What to work on: From the listing below, extract each line containing the string "Registry".

Material provided:
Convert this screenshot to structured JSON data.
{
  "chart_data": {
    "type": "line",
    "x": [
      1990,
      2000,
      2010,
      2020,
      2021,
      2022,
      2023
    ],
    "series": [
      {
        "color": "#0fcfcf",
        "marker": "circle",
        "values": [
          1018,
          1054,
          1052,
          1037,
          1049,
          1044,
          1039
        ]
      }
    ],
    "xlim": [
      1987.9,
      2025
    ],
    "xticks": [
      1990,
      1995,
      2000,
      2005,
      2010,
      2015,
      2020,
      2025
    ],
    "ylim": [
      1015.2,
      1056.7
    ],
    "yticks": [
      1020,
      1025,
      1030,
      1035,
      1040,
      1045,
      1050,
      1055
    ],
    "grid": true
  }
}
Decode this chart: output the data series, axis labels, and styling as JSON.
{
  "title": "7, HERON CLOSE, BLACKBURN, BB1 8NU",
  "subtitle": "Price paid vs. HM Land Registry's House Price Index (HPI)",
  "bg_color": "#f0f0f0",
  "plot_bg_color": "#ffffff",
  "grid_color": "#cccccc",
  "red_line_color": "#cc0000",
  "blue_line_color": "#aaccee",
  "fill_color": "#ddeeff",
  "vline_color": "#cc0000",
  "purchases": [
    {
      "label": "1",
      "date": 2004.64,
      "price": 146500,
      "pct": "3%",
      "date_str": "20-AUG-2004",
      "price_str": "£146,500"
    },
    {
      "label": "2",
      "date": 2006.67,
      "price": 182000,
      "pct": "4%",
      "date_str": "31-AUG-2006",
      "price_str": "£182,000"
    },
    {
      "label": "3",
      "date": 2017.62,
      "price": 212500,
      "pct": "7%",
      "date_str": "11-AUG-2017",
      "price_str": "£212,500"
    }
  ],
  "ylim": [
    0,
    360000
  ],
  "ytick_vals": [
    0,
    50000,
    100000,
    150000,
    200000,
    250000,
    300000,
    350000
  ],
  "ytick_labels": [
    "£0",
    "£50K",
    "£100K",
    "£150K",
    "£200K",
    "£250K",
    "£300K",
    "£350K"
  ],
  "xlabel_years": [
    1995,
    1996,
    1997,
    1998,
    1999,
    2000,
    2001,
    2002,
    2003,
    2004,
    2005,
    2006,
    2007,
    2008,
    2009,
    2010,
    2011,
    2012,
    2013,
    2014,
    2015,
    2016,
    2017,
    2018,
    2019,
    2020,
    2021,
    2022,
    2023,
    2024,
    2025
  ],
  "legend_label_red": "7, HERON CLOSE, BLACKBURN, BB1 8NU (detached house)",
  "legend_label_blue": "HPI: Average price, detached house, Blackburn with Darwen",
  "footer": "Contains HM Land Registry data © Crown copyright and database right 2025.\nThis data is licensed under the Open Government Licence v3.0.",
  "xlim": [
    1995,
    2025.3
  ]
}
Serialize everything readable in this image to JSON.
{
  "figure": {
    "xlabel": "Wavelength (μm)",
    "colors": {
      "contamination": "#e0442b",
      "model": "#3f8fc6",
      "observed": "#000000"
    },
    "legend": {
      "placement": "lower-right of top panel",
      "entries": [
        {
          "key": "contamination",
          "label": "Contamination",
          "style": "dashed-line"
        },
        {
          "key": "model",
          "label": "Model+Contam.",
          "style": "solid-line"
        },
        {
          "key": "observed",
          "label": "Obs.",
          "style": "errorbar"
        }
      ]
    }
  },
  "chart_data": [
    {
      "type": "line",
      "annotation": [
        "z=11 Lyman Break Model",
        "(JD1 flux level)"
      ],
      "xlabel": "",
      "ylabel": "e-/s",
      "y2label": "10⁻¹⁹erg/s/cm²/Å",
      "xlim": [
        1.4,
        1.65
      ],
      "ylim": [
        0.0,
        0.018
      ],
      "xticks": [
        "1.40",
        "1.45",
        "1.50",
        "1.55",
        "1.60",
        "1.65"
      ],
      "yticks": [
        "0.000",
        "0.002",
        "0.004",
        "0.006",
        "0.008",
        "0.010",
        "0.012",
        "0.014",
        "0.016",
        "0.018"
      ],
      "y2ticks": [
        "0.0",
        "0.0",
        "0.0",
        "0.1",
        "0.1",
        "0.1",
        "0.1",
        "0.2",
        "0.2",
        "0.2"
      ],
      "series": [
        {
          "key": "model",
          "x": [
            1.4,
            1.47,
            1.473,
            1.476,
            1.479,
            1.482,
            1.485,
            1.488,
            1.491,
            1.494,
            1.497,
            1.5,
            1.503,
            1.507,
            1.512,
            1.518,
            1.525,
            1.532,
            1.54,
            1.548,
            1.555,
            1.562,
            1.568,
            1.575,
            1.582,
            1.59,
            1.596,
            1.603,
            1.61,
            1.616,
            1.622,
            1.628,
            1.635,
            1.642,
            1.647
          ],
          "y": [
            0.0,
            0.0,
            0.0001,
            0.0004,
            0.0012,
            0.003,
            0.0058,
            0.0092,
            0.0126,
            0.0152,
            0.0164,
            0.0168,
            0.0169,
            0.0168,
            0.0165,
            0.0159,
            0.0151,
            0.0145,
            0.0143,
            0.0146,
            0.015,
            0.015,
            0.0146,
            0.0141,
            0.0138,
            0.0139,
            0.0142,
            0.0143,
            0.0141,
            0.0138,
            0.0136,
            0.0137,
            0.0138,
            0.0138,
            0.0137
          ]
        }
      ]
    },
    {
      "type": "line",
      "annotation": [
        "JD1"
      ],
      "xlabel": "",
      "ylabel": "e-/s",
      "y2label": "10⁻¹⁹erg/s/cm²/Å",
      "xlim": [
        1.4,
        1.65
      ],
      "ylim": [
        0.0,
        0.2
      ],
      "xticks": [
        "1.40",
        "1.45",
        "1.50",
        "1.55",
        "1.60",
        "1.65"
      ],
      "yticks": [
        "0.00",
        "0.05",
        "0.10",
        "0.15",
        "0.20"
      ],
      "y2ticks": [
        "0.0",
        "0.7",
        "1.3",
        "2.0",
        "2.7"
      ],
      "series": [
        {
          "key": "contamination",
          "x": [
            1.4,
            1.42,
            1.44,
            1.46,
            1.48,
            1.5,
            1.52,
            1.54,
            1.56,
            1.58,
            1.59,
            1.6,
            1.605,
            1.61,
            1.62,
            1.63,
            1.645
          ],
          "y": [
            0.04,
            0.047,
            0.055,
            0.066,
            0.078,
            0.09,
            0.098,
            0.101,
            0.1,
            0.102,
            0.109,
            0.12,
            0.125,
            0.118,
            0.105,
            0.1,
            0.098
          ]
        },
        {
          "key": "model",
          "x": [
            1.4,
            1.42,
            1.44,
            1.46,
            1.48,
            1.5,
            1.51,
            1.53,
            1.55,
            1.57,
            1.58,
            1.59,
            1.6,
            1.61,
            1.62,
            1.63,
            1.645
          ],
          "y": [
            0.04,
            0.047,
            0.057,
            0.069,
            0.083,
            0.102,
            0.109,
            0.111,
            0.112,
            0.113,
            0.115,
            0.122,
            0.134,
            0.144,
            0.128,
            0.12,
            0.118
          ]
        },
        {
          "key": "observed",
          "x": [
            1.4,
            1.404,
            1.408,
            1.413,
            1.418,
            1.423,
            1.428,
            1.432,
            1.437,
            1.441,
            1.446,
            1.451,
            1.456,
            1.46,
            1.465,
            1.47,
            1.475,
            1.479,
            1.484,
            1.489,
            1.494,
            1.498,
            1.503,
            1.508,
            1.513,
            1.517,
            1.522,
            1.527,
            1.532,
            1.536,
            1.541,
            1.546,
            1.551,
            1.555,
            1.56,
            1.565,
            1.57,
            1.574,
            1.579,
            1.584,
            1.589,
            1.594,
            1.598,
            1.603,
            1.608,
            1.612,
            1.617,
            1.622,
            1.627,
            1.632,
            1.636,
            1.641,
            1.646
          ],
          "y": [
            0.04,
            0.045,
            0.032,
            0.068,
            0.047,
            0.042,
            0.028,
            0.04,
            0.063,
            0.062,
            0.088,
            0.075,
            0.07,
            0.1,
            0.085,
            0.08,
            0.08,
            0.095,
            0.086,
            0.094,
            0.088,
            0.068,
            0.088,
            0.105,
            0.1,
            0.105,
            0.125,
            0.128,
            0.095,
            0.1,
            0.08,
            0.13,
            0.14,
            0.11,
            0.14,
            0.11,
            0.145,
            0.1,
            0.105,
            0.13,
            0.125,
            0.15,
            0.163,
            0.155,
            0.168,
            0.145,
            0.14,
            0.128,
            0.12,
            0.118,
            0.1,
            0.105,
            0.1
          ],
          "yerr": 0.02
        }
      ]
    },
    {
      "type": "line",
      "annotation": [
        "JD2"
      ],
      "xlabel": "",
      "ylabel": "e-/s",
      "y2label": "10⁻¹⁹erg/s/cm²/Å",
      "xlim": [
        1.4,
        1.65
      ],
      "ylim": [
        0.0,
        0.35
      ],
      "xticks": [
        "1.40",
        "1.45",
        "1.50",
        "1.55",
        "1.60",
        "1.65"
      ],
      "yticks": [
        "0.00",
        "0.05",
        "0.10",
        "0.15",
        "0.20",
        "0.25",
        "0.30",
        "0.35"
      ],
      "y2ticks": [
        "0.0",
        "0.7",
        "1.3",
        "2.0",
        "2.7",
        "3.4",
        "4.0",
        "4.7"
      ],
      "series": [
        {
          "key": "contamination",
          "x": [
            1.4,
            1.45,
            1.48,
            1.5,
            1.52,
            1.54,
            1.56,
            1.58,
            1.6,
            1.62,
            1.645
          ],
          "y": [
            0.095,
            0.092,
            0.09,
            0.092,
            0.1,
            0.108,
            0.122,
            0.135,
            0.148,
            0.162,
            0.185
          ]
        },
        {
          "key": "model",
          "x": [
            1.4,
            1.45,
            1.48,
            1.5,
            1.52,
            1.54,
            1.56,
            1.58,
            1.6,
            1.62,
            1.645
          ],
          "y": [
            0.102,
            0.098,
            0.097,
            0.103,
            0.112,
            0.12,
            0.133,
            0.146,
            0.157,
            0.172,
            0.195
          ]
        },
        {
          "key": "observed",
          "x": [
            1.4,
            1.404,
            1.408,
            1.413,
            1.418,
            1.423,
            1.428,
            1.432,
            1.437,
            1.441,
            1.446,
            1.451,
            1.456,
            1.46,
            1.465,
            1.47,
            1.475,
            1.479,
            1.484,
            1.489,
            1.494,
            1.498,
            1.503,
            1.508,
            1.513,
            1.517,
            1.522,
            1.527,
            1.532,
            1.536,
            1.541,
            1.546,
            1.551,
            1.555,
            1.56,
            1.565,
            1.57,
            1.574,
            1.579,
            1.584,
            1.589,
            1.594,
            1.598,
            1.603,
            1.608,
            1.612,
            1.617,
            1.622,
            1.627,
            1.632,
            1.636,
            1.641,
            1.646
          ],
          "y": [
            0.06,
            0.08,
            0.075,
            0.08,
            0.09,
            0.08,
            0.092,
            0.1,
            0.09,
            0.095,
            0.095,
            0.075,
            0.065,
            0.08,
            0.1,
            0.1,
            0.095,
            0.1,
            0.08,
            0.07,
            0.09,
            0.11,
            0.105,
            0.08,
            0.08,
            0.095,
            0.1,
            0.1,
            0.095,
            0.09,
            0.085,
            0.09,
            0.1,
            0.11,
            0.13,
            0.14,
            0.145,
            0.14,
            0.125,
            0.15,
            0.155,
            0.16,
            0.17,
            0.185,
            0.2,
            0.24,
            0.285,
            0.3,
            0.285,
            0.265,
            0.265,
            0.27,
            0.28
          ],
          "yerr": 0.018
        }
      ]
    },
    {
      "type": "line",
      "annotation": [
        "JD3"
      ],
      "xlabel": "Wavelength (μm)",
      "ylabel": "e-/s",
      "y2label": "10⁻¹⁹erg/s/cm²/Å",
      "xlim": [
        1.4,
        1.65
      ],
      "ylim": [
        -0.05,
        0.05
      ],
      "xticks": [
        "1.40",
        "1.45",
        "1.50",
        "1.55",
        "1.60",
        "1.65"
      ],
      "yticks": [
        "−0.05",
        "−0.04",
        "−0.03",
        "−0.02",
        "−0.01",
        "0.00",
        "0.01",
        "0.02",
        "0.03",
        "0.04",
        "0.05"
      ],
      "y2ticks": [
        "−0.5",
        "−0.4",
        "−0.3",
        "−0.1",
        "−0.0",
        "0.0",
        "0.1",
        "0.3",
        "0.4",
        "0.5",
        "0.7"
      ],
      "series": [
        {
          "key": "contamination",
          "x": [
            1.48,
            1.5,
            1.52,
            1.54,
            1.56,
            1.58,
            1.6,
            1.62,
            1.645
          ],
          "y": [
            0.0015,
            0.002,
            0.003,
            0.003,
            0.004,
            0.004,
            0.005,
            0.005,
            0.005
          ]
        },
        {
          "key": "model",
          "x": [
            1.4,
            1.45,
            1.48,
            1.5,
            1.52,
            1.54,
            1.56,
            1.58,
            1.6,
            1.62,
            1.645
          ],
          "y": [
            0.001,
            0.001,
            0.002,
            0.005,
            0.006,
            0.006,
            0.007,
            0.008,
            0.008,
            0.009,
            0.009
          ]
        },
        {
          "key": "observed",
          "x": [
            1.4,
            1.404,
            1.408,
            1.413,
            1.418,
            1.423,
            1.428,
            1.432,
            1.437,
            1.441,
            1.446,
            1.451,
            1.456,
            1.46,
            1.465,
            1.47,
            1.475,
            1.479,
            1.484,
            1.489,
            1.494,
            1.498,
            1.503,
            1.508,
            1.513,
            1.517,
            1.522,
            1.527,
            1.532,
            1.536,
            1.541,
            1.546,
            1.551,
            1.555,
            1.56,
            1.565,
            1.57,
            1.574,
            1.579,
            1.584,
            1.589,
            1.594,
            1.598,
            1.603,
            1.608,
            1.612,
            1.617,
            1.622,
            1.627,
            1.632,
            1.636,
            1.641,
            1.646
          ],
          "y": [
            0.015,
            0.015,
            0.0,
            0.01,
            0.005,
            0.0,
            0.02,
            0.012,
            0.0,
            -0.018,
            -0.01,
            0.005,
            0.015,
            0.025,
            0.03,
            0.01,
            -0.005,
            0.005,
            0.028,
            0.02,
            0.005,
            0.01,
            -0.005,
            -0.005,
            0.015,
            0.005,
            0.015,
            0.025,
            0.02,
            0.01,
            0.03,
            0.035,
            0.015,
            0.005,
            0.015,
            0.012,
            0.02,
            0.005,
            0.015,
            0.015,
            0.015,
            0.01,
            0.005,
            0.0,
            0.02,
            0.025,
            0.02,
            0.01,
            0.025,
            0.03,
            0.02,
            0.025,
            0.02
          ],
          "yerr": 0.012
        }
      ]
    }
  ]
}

Solution to the exercise:
  "subtitle": "Price paid vs. HM Land Registry's House Price Index (HPI)",
  "footer": "Contains HM Land Registry data © Crown copyright and database right 2025.\nThis data is licensed under the Open Government Licence v3.0.",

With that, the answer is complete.